══ Document passage

Justice Department To Hand Over New Documents On ‘Fast and Furious’ To Congressional Investigators

In a statement Wednesday, the Justice Department announced it officially entered into a “conditional settlement agreement” to “begin to produce additional documents related to Operation Fast and Furious” to the House Oversight Committee.

The statement reads:

Today, the Department of Justice entered into a conditional settlement agreement with the House Committee on Oversight and Government Reform and will begin to produce additional documents related to Operation Fast and Furious. The conditional settlement agreement, filed in federal court in Washington D.C.,  would end six years of litigation arising out of the previous administration’s refusal to produce documents requested by the Committee.

In announcing the settlement, Attorney General Sessions said:

“The Department of Justice under my watch is committed to transparency and the rule of law. This settlement agreement is an important step to make sure that the public finally receives all the facts related to Operation Fast and Furious.”

The development is especially newsworthy as former Congressman Jason Chaffetz recently revealed that Sessions denied his request for additional documents on the Obama-era gun-running scheme.

On Saturday, Kent Terry, the brother of murdered border patrol agent Brian Terry, pleaded with President Trump to reexamine the gun-running scheme.

@realDonaldTrump Sir it’s been 7 yrs .my family ask you reopen Obama’s gun scandal that cost my brother his life..I talk to you back on the campaign trail here in Michigan and you offered to reopen the books into this senseless scandal .thank you.God bless,” Terry tweeted.


In response, Chaffetz said, “I met with AG Sessions to get the Fast & Furious documents. He said NO and decided to let it continue to play out in court. Frustrating and disappointing to say the least.”

════

**Work instructions**
Transcribe the Fast and Furious article from "In a statement Wednesday, the" to "House Oversight Committee.".

══ Given data

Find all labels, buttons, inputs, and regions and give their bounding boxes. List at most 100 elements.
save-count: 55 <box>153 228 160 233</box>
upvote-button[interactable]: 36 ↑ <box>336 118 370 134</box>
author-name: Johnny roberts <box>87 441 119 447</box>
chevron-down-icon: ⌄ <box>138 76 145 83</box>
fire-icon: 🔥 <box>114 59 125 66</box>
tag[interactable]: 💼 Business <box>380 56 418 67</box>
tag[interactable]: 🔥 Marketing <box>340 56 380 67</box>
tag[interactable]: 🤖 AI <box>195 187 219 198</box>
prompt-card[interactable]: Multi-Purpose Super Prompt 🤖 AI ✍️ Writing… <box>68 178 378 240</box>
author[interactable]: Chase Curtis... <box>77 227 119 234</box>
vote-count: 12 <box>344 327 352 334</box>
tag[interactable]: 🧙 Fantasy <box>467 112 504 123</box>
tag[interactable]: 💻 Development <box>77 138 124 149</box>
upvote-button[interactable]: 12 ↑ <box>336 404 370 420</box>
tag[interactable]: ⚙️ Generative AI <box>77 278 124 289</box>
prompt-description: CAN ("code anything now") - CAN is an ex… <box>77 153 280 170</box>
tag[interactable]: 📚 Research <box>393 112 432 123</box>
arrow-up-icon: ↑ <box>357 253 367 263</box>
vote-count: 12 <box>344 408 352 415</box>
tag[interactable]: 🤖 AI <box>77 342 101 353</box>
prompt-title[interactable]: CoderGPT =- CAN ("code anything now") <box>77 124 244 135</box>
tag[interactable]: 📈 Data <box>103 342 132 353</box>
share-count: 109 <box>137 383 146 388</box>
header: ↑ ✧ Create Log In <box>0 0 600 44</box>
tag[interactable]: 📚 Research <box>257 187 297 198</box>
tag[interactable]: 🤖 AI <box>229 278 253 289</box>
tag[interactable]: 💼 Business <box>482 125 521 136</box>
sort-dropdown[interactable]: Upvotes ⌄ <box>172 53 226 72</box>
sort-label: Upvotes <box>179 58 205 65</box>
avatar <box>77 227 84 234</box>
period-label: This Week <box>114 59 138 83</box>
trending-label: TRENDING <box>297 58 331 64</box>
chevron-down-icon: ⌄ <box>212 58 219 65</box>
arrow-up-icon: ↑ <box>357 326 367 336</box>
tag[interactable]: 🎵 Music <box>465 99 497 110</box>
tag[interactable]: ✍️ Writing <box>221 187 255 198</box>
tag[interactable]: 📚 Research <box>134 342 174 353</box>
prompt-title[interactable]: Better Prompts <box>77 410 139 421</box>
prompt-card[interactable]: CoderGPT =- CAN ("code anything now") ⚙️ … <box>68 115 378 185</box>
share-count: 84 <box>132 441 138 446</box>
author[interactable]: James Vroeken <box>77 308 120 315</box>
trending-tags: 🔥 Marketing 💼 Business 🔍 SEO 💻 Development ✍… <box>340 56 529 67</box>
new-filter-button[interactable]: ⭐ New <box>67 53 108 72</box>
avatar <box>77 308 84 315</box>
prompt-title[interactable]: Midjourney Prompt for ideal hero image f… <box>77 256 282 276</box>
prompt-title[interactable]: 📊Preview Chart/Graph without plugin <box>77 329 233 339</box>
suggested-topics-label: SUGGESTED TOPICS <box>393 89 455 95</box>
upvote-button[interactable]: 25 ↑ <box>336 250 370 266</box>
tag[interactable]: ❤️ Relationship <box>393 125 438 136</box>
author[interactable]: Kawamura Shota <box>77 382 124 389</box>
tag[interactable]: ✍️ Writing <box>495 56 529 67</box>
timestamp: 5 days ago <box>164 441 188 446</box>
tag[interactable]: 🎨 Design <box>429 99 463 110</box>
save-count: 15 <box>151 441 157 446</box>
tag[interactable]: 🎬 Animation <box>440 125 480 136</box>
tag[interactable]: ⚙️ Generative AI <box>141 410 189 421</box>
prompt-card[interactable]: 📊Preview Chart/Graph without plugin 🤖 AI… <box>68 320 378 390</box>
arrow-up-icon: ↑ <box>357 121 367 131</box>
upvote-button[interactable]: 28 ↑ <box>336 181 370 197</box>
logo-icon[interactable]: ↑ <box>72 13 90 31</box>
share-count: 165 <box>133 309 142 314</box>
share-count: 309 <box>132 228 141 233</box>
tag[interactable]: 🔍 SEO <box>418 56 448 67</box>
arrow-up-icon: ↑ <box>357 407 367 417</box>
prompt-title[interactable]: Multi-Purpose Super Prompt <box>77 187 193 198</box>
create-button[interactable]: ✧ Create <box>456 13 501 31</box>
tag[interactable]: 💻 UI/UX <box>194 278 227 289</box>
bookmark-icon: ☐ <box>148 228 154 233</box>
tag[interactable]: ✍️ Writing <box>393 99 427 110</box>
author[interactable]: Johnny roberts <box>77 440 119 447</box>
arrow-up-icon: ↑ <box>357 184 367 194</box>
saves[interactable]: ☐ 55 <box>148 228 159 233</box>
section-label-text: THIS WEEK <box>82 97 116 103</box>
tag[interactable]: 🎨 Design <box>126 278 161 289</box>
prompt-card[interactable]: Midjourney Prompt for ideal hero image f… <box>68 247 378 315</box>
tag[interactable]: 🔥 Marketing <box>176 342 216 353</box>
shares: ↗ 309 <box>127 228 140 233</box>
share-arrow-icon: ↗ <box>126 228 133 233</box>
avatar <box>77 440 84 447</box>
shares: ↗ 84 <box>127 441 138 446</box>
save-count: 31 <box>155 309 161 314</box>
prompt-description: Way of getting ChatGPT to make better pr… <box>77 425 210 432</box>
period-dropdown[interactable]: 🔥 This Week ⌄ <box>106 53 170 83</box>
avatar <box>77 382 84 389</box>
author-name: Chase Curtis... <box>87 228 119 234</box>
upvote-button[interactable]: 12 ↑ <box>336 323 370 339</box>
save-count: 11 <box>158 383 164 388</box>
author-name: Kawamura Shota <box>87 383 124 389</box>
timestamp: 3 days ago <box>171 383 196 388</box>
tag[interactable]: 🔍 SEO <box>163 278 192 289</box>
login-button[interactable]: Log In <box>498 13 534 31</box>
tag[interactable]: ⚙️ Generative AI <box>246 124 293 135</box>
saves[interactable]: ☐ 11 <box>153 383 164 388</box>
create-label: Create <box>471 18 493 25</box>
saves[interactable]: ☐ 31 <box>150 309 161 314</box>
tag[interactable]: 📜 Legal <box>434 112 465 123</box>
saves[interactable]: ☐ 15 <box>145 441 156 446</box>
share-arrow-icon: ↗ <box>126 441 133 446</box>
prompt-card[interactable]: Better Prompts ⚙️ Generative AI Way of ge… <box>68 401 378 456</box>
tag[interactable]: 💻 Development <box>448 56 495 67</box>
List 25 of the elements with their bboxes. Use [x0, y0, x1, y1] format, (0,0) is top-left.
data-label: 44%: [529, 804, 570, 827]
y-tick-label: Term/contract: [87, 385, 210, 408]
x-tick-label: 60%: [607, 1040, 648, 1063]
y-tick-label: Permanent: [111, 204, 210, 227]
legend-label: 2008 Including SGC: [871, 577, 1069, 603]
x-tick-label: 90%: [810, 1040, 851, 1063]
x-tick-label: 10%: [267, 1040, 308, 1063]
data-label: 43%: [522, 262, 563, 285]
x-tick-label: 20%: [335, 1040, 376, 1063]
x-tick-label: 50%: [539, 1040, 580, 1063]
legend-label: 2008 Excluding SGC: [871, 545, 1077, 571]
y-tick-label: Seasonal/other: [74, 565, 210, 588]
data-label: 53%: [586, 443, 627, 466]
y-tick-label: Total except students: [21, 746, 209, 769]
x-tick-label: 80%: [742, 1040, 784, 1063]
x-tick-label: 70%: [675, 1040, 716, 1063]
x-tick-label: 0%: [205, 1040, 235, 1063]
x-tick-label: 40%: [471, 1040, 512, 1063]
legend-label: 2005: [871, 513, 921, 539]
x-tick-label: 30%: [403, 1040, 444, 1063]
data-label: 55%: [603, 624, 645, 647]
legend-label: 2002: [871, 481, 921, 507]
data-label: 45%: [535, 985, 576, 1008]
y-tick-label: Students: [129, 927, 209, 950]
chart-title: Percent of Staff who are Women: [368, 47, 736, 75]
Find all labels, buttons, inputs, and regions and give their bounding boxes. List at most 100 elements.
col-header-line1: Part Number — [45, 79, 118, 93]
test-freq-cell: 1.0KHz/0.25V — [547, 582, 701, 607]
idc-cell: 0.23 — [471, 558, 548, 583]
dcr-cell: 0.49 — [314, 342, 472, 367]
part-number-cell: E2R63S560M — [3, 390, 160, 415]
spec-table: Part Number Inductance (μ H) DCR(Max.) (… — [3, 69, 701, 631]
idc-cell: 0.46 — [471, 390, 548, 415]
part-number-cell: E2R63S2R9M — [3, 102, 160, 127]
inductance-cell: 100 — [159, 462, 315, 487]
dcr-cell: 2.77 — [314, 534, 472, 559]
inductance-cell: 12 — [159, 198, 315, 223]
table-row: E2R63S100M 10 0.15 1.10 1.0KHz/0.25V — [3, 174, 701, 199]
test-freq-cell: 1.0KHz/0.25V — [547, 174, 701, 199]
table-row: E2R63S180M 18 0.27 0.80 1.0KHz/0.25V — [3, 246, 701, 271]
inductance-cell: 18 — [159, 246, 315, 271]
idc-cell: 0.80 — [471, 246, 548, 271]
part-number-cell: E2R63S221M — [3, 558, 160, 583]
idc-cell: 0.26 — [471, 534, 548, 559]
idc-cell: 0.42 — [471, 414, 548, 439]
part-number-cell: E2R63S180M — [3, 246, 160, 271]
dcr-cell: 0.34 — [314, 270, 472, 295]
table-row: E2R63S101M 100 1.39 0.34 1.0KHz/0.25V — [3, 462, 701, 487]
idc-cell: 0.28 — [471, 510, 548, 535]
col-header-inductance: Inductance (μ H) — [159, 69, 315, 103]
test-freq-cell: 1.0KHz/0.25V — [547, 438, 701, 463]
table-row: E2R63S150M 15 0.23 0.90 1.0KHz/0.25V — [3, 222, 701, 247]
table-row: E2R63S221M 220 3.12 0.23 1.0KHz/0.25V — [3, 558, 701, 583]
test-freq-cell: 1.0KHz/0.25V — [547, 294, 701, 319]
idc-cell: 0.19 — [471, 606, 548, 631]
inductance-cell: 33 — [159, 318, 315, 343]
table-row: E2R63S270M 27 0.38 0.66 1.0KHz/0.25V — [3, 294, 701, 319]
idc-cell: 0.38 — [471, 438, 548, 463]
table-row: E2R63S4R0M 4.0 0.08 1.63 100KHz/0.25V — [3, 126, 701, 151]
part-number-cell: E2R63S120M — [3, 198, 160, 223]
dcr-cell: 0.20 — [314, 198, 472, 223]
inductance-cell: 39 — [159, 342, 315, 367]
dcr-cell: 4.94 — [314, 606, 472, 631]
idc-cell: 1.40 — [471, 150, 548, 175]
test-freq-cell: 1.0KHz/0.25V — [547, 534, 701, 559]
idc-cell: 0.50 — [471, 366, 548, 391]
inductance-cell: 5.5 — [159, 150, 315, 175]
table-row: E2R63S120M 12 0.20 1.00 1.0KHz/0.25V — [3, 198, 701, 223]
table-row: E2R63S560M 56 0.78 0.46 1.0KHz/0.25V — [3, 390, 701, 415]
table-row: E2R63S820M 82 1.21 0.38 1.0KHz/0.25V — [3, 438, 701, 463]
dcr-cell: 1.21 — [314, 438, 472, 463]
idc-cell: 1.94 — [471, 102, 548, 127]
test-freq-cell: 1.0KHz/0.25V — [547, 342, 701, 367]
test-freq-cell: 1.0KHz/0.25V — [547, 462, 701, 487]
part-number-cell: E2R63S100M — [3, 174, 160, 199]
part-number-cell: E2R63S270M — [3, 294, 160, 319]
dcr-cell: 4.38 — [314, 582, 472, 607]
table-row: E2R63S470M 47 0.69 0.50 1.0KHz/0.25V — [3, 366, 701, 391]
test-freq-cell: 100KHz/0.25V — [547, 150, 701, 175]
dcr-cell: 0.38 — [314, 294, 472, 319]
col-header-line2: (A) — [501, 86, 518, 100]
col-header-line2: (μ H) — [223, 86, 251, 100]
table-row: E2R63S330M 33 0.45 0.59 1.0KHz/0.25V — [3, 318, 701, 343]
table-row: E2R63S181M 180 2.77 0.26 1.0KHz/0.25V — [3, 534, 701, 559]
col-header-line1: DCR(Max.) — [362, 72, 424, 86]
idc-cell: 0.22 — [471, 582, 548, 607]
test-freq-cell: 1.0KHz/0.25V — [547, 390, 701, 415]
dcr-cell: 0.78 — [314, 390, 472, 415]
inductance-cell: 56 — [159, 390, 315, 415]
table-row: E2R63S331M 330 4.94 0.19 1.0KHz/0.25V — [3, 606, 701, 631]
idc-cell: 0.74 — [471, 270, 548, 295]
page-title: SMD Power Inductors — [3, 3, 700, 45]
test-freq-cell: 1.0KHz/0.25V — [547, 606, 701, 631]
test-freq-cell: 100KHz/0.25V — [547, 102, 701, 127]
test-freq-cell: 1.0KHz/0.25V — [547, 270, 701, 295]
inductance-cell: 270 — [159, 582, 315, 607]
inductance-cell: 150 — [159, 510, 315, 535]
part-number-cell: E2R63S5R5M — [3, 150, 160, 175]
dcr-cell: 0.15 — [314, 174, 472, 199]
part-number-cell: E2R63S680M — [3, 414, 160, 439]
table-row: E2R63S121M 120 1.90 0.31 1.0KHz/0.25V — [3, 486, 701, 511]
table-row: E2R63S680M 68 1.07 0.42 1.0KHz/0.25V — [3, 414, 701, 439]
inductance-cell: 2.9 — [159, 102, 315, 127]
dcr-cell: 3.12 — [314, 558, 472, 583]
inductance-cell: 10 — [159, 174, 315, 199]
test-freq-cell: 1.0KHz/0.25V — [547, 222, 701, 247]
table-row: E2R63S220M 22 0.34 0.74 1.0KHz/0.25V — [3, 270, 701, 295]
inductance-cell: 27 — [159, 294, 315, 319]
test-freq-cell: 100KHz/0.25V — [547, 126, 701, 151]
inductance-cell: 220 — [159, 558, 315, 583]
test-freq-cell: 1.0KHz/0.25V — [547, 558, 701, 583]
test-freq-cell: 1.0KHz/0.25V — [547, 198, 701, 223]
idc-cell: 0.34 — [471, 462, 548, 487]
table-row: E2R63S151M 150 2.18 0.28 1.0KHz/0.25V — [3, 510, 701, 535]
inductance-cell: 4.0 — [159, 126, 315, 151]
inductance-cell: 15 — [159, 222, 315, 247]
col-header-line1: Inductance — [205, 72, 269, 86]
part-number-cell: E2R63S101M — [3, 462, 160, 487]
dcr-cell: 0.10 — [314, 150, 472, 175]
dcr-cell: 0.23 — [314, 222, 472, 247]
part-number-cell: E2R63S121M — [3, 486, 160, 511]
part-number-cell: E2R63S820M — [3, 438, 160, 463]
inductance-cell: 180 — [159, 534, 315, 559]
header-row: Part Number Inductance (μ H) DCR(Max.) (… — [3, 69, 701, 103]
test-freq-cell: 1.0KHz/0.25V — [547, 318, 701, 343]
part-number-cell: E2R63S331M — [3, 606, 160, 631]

════

**Completed exercise**
In a statement Wednesday, the Justice Department announced it officially entered into a “conditional settlement agreement” to “begin to produce additional documents related to Operation Fast and Furious” to the House Oversight Committee.